* [Task]:
From the entries below, say how many lines carry the word "name", and give nothing but the number.

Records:
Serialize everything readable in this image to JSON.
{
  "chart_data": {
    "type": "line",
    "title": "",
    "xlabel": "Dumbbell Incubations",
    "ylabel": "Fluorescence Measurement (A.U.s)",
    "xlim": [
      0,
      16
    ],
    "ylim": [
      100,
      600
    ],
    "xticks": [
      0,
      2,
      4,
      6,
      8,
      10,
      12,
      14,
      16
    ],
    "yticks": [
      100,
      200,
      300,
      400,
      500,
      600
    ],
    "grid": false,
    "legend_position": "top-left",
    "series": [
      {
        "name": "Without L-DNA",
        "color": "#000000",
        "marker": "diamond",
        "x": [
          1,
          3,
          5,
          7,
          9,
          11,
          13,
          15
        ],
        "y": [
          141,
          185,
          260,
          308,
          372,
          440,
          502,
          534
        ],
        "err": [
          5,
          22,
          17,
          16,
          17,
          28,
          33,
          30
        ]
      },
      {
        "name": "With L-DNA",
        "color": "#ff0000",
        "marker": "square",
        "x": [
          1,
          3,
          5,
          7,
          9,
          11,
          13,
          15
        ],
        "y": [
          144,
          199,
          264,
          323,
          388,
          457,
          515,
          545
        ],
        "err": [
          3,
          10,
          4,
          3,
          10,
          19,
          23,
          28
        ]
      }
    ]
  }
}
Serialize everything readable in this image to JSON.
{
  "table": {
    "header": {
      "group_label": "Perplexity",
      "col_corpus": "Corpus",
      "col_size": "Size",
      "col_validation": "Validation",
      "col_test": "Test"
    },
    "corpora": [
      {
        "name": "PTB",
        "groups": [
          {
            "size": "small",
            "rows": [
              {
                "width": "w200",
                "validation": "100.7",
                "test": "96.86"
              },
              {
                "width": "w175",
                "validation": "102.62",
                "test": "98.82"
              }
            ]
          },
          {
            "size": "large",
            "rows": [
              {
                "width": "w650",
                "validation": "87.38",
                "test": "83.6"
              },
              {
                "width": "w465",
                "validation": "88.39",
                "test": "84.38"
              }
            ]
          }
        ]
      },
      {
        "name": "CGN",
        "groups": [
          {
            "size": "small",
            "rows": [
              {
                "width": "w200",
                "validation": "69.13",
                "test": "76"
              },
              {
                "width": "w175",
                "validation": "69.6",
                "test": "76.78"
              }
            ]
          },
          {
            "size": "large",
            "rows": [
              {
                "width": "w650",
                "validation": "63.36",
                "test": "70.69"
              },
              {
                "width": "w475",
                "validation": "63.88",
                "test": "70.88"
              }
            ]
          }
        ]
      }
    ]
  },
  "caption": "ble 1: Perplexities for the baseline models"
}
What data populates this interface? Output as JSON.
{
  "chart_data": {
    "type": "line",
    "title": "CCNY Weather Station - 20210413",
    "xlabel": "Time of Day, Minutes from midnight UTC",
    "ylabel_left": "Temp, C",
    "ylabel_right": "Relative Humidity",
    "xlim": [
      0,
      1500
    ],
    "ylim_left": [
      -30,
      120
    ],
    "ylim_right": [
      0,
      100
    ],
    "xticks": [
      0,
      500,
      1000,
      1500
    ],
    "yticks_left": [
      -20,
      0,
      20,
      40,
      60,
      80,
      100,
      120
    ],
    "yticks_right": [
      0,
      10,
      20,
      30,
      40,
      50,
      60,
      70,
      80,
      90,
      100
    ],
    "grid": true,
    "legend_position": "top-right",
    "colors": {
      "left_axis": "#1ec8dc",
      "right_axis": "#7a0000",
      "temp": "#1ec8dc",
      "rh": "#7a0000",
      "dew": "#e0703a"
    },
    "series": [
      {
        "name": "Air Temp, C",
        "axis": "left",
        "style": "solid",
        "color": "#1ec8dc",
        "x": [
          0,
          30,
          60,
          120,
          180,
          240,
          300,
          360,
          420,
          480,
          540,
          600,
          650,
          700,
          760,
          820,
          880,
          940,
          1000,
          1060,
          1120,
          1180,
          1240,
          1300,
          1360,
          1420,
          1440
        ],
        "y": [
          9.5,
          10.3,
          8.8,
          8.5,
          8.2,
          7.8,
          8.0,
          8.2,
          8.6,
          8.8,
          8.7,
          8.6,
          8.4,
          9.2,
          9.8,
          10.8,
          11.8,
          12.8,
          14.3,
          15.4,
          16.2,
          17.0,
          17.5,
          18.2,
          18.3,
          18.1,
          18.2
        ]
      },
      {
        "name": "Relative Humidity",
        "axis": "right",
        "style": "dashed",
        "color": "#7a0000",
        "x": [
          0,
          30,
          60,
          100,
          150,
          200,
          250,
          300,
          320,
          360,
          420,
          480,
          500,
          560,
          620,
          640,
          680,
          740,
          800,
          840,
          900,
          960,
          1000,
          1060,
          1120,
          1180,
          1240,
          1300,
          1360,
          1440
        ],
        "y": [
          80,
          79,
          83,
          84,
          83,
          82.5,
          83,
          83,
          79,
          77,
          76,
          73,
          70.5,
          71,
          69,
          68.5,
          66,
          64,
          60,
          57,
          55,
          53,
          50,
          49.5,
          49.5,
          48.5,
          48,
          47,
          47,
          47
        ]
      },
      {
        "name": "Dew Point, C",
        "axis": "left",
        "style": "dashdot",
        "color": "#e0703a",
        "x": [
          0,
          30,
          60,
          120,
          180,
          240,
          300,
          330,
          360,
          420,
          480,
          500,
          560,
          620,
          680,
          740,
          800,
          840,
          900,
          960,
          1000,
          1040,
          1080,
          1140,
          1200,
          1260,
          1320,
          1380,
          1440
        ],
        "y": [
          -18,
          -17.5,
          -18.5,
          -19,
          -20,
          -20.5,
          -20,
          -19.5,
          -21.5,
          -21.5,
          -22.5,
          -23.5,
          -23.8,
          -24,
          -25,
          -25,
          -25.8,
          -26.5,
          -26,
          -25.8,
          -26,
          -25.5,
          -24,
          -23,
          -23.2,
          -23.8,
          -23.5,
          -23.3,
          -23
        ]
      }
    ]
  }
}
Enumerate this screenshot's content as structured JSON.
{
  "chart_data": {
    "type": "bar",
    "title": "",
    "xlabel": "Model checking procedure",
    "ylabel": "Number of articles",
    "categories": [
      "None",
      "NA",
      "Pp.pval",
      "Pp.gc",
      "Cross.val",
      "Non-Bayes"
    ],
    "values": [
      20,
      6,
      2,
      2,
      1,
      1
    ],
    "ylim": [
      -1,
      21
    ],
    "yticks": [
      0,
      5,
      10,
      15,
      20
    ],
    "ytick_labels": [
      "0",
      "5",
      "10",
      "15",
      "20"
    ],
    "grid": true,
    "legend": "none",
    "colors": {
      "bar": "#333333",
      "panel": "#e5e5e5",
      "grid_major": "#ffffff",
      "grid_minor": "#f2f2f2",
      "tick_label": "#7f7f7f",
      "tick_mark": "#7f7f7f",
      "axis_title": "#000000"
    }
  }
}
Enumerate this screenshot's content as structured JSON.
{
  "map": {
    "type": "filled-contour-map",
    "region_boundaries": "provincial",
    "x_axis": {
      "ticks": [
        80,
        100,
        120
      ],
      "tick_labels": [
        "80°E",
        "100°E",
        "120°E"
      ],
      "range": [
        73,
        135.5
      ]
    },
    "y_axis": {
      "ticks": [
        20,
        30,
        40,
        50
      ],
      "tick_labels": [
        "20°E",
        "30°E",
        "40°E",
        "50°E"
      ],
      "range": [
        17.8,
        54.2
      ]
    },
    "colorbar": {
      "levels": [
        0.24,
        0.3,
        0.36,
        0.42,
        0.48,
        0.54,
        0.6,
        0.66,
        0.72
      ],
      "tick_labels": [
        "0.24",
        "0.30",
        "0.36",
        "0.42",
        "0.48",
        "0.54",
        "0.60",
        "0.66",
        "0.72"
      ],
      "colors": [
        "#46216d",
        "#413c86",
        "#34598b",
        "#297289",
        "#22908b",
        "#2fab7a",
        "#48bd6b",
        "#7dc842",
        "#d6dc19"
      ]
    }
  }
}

* [In response]:
7